Request
Pull each line containing "opłaty" out of the data and copy it.

Records for the task
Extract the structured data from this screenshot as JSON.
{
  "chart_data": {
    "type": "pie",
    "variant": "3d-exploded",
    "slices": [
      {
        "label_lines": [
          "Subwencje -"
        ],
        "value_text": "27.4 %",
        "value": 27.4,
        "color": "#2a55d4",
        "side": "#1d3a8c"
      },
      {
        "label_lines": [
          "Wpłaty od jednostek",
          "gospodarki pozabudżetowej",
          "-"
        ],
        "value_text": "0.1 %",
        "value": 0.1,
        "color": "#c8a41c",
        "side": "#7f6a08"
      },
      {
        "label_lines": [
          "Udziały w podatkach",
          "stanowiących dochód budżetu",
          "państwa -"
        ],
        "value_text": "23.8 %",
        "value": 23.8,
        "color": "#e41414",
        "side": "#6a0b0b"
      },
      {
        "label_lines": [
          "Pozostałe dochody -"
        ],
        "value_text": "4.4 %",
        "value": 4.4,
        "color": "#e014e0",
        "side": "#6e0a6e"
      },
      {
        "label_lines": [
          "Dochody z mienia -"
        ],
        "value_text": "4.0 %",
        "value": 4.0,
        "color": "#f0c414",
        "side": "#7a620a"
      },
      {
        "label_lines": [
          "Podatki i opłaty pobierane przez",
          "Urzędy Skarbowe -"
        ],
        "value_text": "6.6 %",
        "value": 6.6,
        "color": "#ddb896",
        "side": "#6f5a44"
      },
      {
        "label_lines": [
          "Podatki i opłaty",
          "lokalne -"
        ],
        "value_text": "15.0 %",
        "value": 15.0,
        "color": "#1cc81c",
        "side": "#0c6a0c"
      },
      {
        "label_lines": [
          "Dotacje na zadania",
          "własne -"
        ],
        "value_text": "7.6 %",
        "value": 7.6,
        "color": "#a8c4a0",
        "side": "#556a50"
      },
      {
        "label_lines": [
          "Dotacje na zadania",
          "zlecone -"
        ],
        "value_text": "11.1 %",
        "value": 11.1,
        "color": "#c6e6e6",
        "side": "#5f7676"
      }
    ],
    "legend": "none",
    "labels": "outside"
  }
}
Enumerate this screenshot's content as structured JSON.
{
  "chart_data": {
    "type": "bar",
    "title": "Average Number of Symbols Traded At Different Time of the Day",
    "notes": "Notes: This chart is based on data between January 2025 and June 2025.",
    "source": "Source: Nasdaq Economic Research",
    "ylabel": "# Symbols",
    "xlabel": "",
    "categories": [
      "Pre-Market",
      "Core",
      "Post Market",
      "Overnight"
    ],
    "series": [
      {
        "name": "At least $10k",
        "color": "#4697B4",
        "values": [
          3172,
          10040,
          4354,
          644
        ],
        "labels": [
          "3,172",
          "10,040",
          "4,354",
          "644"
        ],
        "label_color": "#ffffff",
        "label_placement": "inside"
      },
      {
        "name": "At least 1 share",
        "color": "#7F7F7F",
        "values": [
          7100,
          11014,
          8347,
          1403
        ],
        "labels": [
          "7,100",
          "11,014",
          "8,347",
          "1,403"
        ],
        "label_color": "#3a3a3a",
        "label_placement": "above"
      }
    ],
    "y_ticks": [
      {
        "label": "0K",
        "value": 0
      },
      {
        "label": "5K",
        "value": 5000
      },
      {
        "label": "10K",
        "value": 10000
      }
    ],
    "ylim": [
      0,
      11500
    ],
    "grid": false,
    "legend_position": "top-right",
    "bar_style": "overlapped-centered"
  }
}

Output of the task
          "Podatki i opłaty pobierane przez",
          "Podatki i opłaty",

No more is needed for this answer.